━━━ Records to use ━━━

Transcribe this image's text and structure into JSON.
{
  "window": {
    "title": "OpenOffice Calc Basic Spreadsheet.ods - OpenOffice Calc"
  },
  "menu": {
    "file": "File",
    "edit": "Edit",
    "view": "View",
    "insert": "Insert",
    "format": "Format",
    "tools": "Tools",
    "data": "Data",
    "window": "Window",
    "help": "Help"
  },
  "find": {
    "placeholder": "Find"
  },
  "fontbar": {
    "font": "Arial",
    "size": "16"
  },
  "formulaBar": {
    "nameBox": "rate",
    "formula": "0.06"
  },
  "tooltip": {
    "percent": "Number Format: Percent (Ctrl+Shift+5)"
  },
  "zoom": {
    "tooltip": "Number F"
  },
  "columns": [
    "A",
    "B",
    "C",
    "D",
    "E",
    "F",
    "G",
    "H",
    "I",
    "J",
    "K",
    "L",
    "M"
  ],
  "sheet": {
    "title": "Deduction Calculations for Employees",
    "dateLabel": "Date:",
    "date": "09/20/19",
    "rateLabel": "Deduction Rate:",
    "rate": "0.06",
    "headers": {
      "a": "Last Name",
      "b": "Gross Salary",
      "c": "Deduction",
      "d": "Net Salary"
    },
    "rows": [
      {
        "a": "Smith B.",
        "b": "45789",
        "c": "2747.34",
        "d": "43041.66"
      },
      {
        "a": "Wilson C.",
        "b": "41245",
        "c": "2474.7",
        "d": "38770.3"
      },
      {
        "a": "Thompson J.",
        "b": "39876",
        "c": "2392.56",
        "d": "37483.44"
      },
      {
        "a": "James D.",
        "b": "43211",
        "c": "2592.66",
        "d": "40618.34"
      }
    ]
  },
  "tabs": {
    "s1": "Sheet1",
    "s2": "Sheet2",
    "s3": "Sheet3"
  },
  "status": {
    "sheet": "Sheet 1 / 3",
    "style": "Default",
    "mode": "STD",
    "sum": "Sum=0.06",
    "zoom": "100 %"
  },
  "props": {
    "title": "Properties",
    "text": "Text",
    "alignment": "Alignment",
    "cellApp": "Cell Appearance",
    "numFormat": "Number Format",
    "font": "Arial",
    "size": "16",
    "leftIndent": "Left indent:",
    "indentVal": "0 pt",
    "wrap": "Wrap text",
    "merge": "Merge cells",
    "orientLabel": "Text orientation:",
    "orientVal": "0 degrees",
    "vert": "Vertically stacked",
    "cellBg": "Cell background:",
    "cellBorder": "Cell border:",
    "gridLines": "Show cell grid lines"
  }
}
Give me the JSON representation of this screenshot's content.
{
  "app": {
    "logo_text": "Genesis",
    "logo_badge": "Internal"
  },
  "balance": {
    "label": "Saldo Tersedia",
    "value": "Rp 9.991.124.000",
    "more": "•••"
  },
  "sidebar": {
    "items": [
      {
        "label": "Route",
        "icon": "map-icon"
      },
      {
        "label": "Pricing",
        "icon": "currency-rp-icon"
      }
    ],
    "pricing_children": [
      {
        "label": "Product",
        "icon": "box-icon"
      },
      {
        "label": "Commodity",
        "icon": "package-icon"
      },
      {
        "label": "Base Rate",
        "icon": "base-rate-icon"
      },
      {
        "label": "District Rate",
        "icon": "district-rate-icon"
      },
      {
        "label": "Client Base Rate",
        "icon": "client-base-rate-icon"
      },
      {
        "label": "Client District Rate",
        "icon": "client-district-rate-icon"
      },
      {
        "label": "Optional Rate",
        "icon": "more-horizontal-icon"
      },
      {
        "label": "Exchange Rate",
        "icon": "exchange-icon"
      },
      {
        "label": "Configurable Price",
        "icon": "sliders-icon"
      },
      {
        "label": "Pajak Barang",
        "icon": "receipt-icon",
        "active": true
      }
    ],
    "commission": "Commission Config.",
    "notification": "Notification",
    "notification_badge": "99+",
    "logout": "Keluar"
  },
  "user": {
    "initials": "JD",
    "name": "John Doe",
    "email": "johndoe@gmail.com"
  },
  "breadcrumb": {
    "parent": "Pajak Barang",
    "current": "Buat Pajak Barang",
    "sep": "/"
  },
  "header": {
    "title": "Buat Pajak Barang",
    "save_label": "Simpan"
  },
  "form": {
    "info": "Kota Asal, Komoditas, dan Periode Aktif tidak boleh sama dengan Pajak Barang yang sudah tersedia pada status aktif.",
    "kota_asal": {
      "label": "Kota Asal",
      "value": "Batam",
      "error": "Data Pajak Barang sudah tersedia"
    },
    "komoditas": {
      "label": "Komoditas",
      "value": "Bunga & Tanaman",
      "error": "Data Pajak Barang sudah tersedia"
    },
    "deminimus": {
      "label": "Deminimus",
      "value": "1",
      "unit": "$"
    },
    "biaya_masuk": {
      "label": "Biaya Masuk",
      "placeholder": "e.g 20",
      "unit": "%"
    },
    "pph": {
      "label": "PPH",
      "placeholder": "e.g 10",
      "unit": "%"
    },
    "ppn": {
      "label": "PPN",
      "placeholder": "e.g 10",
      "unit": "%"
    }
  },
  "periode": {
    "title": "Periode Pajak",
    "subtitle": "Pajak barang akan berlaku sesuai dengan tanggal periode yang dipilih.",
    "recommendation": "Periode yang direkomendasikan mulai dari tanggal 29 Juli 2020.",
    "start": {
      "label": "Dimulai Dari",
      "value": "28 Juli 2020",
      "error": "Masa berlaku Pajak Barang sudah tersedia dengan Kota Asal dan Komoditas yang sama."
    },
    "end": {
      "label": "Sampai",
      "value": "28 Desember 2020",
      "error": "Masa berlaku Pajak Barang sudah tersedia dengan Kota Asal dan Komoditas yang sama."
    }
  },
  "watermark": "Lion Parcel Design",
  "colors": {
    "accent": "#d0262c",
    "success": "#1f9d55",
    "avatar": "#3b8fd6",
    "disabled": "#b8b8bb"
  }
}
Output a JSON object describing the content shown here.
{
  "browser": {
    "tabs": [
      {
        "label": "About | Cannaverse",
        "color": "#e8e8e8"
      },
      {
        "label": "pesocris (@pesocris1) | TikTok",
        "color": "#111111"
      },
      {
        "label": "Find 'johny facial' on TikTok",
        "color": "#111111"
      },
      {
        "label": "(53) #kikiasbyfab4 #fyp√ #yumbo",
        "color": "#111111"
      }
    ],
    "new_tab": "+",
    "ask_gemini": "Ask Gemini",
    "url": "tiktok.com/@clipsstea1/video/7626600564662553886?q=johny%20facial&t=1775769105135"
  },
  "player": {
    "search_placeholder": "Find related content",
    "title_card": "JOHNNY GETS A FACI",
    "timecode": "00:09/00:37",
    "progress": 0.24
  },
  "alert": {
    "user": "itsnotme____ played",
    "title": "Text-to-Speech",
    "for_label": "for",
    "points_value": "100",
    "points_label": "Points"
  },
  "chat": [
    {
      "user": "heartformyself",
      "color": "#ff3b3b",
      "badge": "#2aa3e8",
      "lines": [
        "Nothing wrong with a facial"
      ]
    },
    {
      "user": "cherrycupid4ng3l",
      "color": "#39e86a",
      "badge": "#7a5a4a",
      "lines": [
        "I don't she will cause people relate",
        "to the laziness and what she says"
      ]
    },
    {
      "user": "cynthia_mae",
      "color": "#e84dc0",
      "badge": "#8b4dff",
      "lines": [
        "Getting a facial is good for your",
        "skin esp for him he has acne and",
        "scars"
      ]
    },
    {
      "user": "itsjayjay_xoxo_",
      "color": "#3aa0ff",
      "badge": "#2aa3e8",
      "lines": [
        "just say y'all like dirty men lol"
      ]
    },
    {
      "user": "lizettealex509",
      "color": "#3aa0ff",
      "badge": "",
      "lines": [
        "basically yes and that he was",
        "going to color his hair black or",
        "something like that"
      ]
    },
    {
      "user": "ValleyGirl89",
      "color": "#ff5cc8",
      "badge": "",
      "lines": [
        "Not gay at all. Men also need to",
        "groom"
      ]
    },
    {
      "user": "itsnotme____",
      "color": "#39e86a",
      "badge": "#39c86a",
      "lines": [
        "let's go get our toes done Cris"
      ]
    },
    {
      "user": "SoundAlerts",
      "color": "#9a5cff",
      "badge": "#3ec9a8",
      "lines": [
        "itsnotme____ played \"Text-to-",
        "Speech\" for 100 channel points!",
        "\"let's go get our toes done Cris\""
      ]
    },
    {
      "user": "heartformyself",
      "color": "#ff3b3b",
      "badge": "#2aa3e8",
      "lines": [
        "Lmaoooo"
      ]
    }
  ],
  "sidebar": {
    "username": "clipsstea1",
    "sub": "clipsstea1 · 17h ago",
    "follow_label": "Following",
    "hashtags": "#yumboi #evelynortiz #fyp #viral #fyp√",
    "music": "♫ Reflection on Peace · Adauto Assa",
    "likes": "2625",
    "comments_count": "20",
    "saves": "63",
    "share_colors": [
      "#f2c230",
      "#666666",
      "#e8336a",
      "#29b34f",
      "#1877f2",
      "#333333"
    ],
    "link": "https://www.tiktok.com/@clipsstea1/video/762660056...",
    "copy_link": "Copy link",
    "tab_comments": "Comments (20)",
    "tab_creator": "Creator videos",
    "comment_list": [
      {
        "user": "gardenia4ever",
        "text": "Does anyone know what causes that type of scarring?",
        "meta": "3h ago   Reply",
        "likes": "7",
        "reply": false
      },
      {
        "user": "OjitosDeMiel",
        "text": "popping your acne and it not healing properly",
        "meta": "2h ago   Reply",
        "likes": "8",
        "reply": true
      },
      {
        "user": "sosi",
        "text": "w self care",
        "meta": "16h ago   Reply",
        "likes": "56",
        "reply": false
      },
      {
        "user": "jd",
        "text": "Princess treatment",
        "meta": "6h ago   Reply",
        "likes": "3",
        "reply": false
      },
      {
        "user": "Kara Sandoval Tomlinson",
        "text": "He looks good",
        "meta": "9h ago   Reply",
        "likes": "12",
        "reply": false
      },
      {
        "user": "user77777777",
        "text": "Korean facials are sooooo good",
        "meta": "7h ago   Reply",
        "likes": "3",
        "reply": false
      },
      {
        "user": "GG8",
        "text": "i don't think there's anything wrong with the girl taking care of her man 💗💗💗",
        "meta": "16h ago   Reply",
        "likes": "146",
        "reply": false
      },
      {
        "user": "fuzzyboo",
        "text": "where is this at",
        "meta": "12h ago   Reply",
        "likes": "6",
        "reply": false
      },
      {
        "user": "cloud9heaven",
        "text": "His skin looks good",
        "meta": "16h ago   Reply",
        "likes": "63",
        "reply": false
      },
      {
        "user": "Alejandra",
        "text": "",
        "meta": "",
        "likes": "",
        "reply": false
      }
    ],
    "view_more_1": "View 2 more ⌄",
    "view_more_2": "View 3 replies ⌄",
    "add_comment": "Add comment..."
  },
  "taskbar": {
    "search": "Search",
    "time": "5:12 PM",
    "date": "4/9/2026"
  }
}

━━━

Lines above holding "that": give their count, nothing more.

3